═══ TRECHO SELECIONADO
A pasta enviou representantes ao município paraense de Redenção, em meados de maio deste ano, para participar de uma mobilização organizada por movimentos sociais, sindicatos, universidades e parlamentares.

O caso chegou a parlamentares e às autoridades competentes pela Comissão Pastoral da Terra (CPT), que documentou as violações e até hoje acompanha o andamento dos processos judiciais. Como ocorre geralmente, os trabalhadores foram atraídos pela companhia por intermediários, chamados popularmente de “gatos”, que fazem a ponte entre quem escraviza e as vítimas escravizadas, com promessas de trabalho digno. 

De acordo com a CPT e o Coletivo Veredas, de advocacia popular e defesa dos direitos humanos, a proposta apresentada aos trabalhadores aliciados foi a de receber uma boa remuneração para derrubarem árvores de vegetação nativa, formação de pastagens e serviços de construção civil. A Fazenda Volkswagen, como ficou conhecida, funcionou de 1974 a 1986.

O advogado José Vargas, do Veredas, assinala que a subjugação protagonizada pela fabricante de automóveis revela “a face empresarial da ditadura” e que a montadora, no processo aberto pelo MPT, buscou convencer a Justiça de que o cerceamento imposto por ela aos trabalhadores era prática corrente naquele período e, portanto, não foi errado nem ilegal. 

“Houve uma tentativa de naturalizar a servidão por dívida”, ressaltou, em entrevista à Agência Brasil.

“O advogado defende que é um caso que vai além da divida trabalhista, se tratando de uma “dívida histórica.”

Além de ter “explorado a mão de obra a qualquer custo e ampliado a desigualdade, em vez de reduzi-la”, a Volkswagen, acrescenta Vargas, fermentou na comunidade das vítimas a antipatia dos demais por elas, já que o governo golpista e aliados adotavam a vertente desenvolvimentista e as vítimas passaram a ser vistas como pedras no caminho de quem queria prosperar com a montadora, por denunciar a violação de seus direitos. “É inconteste que a empresa lucrou em cima da exploração”, diz.

O integrante do Coletivo Veredas frisa, ainda, o que chamou de  “lado mesquinho da montadora”, quando recorre da decisão de milhões de reais do processo do MPT, enquanto seu faturamento é de cifras significativamente maiores, na casa dos bilhões. 

Esperteza e sorte

Um dos trabalhadores que ingressaram com a ação, Isaías* foi recrutado para trabalho escravo contemporâneo com quatro amigos, tão jovens quanto ele. Todos eram adolescentes e conheciam seu aliciado e confiavam nele e, por isso, não duvidaram de nada quando o homem os abordou oferecendo uma oportunidade de fazer dinheiro no Pará. 

Como o “gato”, os garotos moravam no Mato Grosso e largaram os estudos para levar o plano adiante e completá-lo rapidamente, em um mês. Hoje com 60 anos de idade, Isaías fez até a 8ª série do ensino fundamental. 

Eles acreditavam ter sido “contratados” para trabalhar um lote apenas, mas não viram retorno financeiro conforme o tempo previsto, tampouco no segundo mês, permanecendo lá por cerca três meses, sob coação, instalados em barracas precárias, sem poder fazer a higiene pessoal nem preparar alimentos adequadamente.
══════
═══ REGISTROS DO CONJUNTO
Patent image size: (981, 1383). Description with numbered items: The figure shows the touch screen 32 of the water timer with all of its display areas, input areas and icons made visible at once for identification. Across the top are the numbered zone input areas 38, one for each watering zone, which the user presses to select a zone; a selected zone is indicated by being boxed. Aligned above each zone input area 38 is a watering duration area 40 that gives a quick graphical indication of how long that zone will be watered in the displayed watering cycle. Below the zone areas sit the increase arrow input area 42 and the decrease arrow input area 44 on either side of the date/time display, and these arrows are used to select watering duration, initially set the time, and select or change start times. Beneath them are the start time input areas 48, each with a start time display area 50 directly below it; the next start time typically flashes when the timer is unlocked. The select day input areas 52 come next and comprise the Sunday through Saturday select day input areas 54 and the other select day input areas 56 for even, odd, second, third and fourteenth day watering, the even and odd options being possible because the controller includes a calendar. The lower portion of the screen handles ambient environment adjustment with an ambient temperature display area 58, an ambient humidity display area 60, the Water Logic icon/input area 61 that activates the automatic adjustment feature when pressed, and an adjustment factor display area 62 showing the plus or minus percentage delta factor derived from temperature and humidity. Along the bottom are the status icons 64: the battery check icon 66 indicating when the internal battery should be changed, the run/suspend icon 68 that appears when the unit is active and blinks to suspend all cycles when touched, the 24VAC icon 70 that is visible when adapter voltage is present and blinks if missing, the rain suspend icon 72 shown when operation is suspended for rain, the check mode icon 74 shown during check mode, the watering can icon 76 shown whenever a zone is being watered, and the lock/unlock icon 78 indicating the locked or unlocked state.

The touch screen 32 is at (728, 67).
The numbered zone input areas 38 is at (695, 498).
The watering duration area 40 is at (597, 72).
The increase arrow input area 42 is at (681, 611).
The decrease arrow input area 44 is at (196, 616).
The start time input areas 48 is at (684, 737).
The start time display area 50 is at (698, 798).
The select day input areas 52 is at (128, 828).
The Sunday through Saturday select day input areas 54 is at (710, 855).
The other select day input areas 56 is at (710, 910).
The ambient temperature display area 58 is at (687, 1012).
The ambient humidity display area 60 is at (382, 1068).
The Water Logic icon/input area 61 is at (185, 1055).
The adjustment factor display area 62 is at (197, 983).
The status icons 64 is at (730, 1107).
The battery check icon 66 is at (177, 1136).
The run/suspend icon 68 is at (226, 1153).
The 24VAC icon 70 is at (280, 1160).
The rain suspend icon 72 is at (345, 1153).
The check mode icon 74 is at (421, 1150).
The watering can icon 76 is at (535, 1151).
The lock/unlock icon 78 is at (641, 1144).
══════
TAREFAS E EXERCÍCIOS:
[1] Explique, com base no trecho sobre a Fazenda Volkswagen, por que Isaías e seus amigos não desconfiaram da oferta de trabalho no Pará.
[2] Transcreva fielmente a passagem do trecho sobre a Fazenda Volkswagen que vai de "A pasta enviou" a "universidades e parlamentares.".
[3] Responda às perguntas a seguir com base no trecho sobre a Fazenda Volkswagen:
(a) Em que período funcionou a Fazenda Volkswagen?
(b) Qual entidade documentou as violações e levou o caso a parlamentares e às autoridades competentes?
(c) Que idade tem Isaías hoje?

RESULTADOS DO EXERCÍCIO:
[1] Eles conheciam o aliciador e confiavam nele. Por isso, não duvidaram de nada quando ele os abordou com a oferta de uma oportunidade de ganhar dinheiro no Pará.

[2]
A pasta enviou representantes ao município paraense de Redenção, em meados de maio deste ano, para participar de uma mobilização organizada por movimentos sociais, sindicatos, universidades e parlamentares.

[3]
(a) De 1974 a 1986.
(b) A Comissão Pastoral da Terra (CPT).
(c) 60 anos.